Extracted text>
Since knowledge is an integral component of almost every activity in the health system, it is rarely separated out from the activity and considered as a thing apart. Nevertheless, it is possible to characterise knowledge systems in a simple framework adapted from Landry et al.,¹ involving such elements as acquisition, creation, diffusion, application and evaluation/improvement in a ‘knowledge value chain’, while recognising that knowledge systems are not linear in nature, as there are feedback loops and dynamic elements of all kinds involved.

Knowledge can be seen in a detailed way as content and as being grouped or managed in a series of systems and mechanisms. In this analysis, we are focusing on the systems rather than the content. This is what we are calling ‘knowledge systems in health’.

Work order A>
In the passage on knowledge systems, what elements make up the "knowledge value chain"?
Work order B>
Return the words of the passage on knowledge systems from "Since knowledge is" up to and including "systems in health’.".
Rely only on the passage on knowledge systems for your answers.

Collected data
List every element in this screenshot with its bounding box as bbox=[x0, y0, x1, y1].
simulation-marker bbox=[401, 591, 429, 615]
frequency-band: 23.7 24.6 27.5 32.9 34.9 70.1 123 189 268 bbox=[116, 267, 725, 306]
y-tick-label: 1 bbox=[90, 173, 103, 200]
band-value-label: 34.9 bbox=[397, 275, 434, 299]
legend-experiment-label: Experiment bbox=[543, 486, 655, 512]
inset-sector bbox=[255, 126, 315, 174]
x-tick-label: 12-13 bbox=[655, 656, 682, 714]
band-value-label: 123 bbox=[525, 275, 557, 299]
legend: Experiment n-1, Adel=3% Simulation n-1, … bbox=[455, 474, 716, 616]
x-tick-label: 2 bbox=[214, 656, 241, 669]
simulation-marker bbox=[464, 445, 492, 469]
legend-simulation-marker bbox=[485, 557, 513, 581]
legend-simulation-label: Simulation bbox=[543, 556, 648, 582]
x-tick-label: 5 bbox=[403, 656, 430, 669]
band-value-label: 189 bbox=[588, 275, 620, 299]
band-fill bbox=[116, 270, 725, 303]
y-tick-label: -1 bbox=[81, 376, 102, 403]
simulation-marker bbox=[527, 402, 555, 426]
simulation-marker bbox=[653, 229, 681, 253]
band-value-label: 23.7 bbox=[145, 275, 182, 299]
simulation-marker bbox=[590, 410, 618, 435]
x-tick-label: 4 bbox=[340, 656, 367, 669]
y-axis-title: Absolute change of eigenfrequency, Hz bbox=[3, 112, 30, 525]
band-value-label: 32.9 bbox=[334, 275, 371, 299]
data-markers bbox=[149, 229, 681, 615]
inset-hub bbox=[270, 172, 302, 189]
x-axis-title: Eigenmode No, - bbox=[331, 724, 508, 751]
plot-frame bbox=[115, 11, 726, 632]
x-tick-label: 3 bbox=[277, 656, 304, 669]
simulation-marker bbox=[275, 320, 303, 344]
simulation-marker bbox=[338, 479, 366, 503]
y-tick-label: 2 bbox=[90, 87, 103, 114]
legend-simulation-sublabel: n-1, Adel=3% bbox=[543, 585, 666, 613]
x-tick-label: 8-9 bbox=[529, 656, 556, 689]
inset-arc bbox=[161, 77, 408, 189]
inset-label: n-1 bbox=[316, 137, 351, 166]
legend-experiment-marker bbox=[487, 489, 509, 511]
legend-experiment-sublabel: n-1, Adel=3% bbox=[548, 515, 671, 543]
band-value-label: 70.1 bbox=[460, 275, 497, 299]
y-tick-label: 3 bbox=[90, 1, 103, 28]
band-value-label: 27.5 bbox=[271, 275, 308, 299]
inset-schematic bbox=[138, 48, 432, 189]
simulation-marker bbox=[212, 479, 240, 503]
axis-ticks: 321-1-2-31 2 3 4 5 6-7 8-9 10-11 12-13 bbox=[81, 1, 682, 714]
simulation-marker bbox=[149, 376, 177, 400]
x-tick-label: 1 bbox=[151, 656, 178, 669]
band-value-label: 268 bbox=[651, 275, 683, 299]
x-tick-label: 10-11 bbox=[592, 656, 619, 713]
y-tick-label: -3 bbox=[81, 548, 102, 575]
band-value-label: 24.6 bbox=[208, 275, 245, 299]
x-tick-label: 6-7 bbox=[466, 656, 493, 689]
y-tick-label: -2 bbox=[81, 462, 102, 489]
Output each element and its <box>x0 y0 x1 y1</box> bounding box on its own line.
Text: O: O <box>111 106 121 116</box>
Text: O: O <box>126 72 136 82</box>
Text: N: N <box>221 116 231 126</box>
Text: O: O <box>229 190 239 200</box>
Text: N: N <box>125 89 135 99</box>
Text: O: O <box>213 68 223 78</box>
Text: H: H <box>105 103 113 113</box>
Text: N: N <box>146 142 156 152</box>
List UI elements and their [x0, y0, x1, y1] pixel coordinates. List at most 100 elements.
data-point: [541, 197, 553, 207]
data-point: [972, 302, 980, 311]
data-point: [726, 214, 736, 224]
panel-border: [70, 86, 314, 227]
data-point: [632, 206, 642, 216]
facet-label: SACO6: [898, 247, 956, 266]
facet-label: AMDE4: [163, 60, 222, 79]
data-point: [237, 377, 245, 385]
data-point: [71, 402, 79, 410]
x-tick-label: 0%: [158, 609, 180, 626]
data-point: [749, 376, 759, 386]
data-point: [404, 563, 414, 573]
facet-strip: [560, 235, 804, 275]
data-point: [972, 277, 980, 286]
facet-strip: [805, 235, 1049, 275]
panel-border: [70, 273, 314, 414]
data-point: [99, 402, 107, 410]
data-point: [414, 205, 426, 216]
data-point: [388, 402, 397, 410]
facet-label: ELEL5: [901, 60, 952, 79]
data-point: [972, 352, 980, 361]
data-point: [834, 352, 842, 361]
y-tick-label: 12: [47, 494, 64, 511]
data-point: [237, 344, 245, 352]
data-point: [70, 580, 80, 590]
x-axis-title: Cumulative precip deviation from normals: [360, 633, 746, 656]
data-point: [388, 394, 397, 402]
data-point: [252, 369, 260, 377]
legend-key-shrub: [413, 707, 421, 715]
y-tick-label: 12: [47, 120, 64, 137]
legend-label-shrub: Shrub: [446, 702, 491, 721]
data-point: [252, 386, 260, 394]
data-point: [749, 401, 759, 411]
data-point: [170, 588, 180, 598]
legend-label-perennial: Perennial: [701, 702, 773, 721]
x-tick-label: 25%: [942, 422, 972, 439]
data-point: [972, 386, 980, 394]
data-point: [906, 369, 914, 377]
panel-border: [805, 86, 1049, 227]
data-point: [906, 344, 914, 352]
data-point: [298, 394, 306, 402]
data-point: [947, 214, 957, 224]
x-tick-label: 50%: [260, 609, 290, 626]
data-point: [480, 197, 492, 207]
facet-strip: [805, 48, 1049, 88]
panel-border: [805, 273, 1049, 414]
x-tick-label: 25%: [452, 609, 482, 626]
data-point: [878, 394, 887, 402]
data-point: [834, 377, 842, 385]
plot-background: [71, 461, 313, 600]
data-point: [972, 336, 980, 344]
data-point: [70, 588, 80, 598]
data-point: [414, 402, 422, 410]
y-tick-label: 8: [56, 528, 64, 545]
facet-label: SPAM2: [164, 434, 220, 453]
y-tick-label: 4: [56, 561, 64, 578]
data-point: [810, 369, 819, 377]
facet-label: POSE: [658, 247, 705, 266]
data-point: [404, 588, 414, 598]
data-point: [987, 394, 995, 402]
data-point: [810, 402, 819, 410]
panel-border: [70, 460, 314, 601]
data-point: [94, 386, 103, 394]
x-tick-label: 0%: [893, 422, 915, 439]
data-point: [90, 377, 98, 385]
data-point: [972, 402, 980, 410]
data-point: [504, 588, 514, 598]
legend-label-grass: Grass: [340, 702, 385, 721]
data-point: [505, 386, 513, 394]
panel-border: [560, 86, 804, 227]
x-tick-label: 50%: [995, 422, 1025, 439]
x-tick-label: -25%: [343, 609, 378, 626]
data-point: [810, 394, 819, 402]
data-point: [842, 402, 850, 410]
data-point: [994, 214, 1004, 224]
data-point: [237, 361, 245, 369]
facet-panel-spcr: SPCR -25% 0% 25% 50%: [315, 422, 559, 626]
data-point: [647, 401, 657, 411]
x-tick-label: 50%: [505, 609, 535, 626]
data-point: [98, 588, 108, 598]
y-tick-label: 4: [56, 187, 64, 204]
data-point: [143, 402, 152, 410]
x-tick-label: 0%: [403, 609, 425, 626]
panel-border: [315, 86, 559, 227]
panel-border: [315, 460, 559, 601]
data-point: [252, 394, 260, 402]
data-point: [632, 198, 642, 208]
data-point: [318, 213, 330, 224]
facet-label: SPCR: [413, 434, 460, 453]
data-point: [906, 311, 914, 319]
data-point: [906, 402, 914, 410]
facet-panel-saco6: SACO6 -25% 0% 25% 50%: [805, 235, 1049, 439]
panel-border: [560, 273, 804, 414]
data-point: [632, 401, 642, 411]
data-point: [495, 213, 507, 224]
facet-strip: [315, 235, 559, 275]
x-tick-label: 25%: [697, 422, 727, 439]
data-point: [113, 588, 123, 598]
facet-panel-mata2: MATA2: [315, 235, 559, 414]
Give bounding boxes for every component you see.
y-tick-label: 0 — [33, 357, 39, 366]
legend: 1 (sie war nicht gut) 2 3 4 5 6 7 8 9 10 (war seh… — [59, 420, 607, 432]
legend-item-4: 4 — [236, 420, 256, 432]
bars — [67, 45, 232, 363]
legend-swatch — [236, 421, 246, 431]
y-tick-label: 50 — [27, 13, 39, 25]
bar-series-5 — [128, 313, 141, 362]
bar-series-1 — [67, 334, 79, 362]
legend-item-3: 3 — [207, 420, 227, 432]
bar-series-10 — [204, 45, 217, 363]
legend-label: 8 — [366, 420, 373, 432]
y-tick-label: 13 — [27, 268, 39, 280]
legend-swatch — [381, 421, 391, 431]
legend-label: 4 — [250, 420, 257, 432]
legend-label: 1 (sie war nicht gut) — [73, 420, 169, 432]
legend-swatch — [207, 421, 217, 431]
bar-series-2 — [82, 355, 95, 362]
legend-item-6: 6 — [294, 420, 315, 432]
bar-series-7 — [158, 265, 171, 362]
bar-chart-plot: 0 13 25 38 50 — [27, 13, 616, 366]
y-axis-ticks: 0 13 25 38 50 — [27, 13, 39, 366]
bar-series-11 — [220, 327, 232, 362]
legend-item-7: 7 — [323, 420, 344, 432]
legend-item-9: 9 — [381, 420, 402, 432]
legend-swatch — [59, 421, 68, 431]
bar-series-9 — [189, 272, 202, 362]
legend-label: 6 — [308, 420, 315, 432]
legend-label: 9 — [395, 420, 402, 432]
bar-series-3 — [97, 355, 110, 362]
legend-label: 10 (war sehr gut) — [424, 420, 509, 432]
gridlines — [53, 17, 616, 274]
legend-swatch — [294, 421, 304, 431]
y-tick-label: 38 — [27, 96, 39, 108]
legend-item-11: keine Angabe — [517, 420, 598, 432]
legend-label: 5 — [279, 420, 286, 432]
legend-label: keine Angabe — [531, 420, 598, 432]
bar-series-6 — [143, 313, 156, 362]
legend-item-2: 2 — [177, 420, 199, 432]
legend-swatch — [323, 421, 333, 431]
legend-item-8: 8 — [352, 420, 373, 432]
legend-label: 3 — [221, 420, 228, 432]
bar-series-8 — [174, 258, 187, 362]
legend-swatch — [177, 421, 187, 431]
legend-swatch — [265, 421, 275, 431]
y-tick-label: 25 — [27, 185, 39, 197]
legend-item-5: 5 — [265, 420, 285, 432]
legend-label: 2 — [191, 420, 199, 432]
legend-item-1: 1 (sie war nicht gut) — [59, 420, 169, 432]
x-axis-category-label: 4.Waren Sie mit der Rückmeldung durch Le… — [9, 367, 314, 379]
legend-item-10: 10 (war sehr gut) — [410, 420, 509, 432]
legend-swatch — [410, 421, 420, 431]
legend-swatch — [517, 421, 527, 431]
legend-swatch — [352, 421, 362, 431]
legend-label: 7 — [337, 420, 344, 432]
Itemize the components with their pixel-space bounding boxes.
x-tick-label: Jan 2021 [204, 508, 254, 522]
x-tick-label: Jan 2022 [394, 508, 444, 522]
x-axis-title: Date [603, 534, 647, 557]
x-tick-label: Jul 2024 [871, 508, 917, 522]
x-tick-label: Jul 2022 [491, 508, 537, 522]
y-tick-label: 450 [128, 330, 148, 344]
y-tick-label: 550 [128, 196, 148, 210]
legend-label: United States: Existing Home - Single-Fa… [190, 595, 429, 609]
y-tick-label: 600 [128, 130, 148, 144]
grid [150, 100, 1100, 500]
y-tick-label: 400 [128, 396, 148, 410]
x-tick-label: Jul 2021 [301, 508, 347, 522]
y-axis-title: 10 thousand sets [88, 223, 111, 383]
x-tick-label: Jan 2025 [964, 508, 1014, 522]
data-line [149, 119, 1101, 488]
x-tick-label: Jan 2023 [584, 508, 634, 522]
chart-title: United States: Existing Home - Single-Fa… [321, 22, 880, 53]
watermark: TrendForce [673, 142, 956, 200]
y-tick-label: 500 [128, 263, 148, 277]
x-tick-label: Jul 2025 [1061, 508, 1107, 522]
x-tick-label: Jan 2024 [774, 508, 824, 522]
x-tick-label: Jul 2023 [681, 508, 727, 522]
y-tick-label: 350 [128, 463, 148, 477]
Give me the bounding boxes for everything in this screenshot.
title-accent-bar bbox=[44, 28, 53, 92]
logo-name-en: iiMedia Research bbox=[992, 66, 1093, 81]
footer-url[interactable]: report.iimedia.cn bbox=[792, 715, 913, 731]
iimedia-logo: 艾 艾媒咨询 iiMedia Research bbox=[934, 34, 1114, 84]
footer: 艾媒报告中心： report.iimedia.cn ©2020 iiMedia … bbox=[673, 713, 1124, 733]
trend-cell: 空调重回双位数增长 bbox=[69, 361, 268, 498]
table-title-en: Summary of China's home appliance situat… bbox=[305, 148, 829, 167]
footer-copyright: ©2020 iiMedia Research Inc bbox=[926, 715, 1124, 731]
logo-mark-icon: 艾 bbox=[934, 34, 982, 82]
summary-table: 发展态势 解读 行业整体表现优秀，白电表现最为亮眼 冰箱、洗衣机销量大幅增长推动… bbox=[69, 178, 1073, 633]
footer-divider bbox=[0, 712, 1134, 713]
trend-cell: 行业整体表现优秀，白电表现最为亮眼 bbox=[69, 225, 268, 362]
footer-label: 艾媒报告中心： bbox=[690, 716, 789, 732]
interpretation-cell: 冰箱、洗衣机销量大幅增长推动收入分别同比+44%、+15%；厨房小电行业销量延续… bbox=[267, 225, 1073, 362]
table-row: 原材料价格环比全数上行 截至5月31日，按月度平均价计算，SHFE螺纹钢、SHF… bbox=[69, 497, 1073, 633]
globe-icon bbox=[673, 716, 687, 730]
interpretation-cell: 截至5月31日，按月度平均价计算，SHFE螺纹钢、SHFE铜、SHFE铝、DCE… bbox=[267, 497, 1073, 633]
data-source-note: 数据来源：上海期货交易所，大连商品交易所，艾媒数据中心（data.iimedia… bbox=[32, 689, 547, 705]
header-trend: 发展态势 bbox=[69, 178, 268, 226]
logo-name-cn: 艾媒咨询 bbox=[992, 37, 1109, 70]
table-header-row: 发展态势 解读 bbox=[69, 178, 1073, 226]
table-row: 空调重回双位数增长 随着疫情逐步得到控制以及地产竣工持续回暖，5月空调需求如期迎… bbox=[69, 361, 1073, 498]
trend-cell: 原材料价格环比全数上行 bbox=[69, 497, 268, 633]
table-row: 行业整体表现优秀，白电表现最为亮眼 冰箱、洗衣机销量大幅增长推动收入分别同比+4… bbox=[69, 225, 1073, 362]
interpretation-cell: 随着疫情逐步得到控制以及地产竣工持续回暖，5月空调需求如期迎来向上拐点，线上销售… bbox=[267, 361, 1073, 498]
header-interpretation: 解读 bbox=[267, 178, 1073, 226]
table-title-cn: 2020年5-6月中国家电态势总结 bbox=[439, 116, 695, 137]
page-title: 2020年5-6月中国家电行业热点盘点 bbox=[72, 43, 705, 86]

Answer area A>
Acquisition, creation, diffusion, application and evaluation/improvement.

Answer area B>
Since knowledge is an integral component of almost every activity in the health system, it is rarely separated out from the activity and considered as a thing apart. Nevertheless, it is possible to characterise knowledge systems in a simple framework adapted from Landry et al.,¹ involving such elements as acquisition, creation, diffusion, application and evaluation/improvement in a ‘knowledge value chain’, while recognising that knowledge systems are not linear in nature, as there are feedback loops and dynamic elements of all kinds involved.

Knowledge can be seen in a detailed way as content and as being grouped or managed in a series of systems and mechanisms. In this analysis, we are focusing on the systems rather than the content. This is what we are calling ‘knowledge systems in health’.